## START RECORDS FOR PROCESSING
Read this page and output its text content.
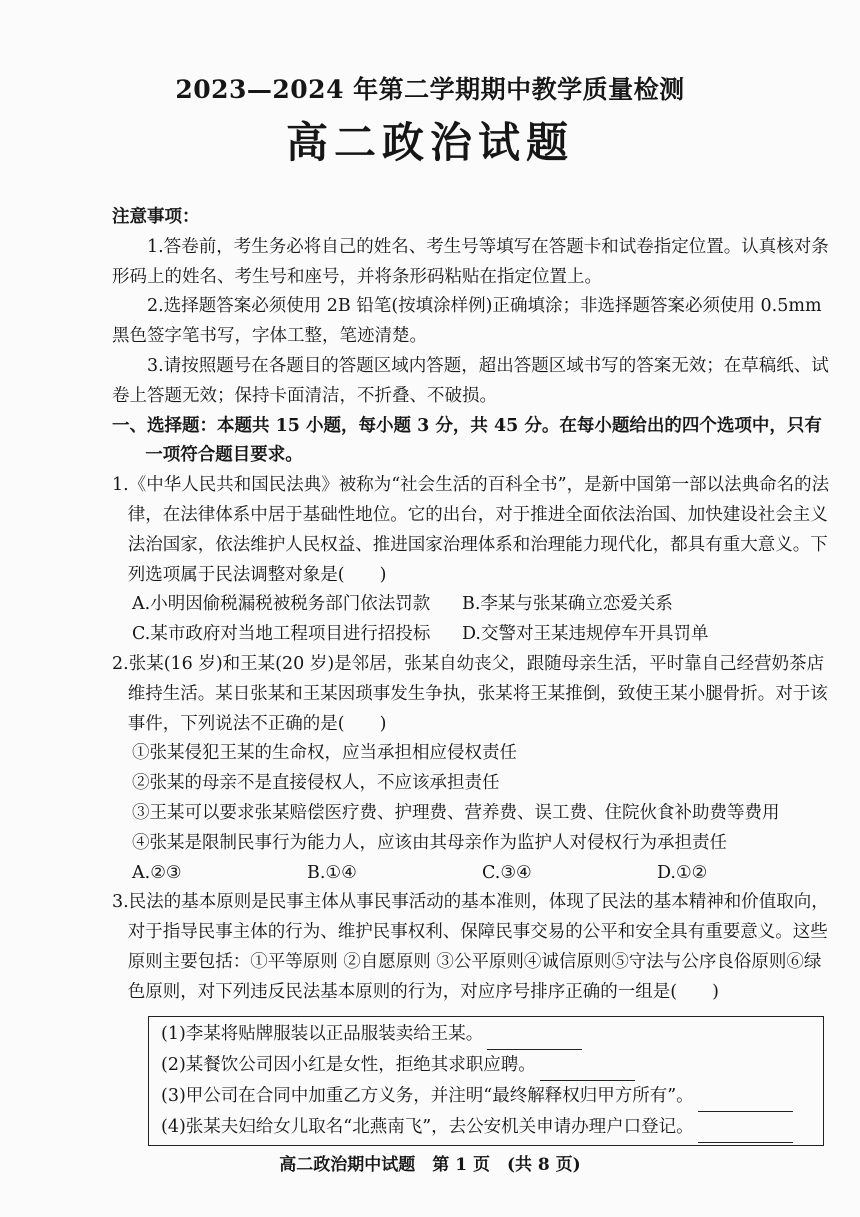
2023—2024 年第二学期期中教学质量检测
高二政治试题

注意事项：

1.答卷前，考生务必将自己的姓名、考生号等填写在答题卡和试卷指定位置。认真核对条形码上的姓名、考生号和座号，并将条形码粘贴在指定位置上。

2.选择题答案必须使用 2B 铅笔(按填涂样例)正确填涂；非选择题答案必须使用 0.5mm 黑色签字笔书写，字体工整，笔迹清楚。

3.请按照题号在各题目的答题区域内答题，超出答题区域书写的答案无效；在草稿纸、试卷上答题无效；保持卡面清洁，不折叠、不破损。

一、选择题：本题共 15 小题，每小题 3 分，共 45 分。在每小题给出的四个选项中，只有一项符合题目要求。

1.《中华人民共和国民法典》被称为“社会生活的百科全书”，是新中国第一部以法典命名的法律，在法律体系中居于基础性地位。它的出台，对于推进全面依法治国、加快建设社会主义法治国家，依法维护人民权益、推进国家治理体系和治理能力现代化，都具有重大意义。下列选项属于民法调整对象是(　　)

A.小明因偷税漏税被税务部门依法罚款	B.李某与张某确立恋爱关系
C.某市政府对当地工程项目进行招投标	D.交警对王某违规停车开具罚单

2.张某(16 岁)和王某(20 岁)是邻居，张某自幼丧父，跟随母亲生活，平时靠自己经营奶茶店维持生活。某日张某和王某因琐事发生争执，张某将王某推倒，致使王某小腿骨折。对于该事件，下列说法不正确的是(　　)

①张某侵犯王某的生命权，应当承担相应侵权责任

②张某的母亲不是直接侵权人，不应该承担责任

③王某可以要求张某赔偿医疗费、护理费、营养费、误工费、住院伙食补助费等费用

④张某是限制民事行为能力人，应该由其母亲作为监护人对侵权行为承担责任

A.②③	B.①④	C.③④	D.①②

3.民法的基本原则是民事主体从事民事活动的基本准则，体现了民法的基本精神和价值取向，对于指导民事主体的行为、维护民事权利、保障民事交易的公平和安全具有重要意义。这些原则主要包括：①平等原则 ②自愿原则 ③公平原则④诚信原则⑤守法与公序良俗原则⑥绿色原则，对下列违反民法基本原则的行为，对应序号排序正确的一组是(　　)

(1)李某将贴牌服装以正品服装卖给王某。
(2)某餐饮公司因小红是女性，拒绝其求职应聘。
(3)甲公司在合同中加重乙方义务，并注明“最终解释权归甲方所有”。
(4)张某夫妇给女儿取名“北燕南飞”，去公安机关申请办理户口登记。
高二政治期中试题　第 1 页　(共 8 页)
## END RECORDS FOR PROCESSING
Quote every line word for word and keep the images out of the copy.

#### FINISHED EXERCISE
Read this page and output its text content.
2023—2024 年第二学期期中教学质量检测
高二政治试题

注意事项：

1.答卷前，考生务必将自己的姓名、考生号等填写在答题卡和试卷指定位置。认真核对条形码上的姓名、考生号和座号，并将条形码粘贴在指定位置上。

2.选择题答案必须使用 2B 铅笔(按填涂样例)正确填涂；非选择题答案必须使用 0.5mm 黑色签字笔书写，字体工整，笔迹清楚。

3.请按照题号在各题目的答题区域内答题，超出答题区域书写的答案无效；在草稿纸、试卷上答题无效；保持卡面清洁，不折叠、不破损。

一、选择题：本题共 15 小题，每小题 3 分，共 45 分。在每小题给出的四个选项中，只有一项符合题目要求。

1.《中华人民共和国民法典》被称为“社会生活的百科全书”，是新中国第一部以法典命名的法律，在法律体系中居于基础性地位。它的出台，对于推进全面依法治国、加快建设社会主义法治国家，依法维护人民权益、推进国家治理体系和治理能力现代化，都具有重大意义。下列选项属于民法调整对象是(　　)

A.小明因偷税漏税被税务部门依法罚款	B.李某与张某确立恋爱关系
C.某市政府对当地工程项目进行招投标	D.交警对王某违规停车开具罚单

2.张某(16 岁)和王某(20 岁)是邻居，张某自幼丧父，跟随母亲生活，平时靠自己经营奶茶店维持生活。某日张某和王某因琐事发生争执，张某将王某推倒，致使王某小腿骨折。对于该事件，下列说法不正确的是(　　)

①张某侵犯王某的生命权，应当承担相应侵权责任

②张某的母亲不是直接侵权人，不应该承担责任

③王某可以要求张某赔偿医疗费、护理费、营养费、误工费、住院伙食补助费等费用

④张某是限制民事行为能力人，应该由其母亲作为监护人对侵权行为承担责任

A.②③	B.①④	C.③④	D.①②

3.民法的基本原则是民事主体从事民事活动的基本准则，体现了民法的基本精神和价值取向，对于指导民事主体的行为、维护民事权利、保障民事交易的公平和安全具有重要意义。这些原则主要包括：①平等原则 ②自愿原则 ③公平原则④诚信原则⑤守法与公序良俗原则⑥绿色原则，对下列违反民法基本原则的行为，对应序号排序正确的一组是(　　)

(1)李某将贴牌服装以正品服装卖给王某。
(2)某餐饮公司因小红是女性，拒绝其求职应聘。
(3)甲公司在合同中加重乙方义务，并注明“最终解释权归甲方所有”。
(4)张某夫妇给女儿取名“北燕南飞”，去公安机关申请办理户口登记。
高二政治期中试题　第 1 页　(共 8 页)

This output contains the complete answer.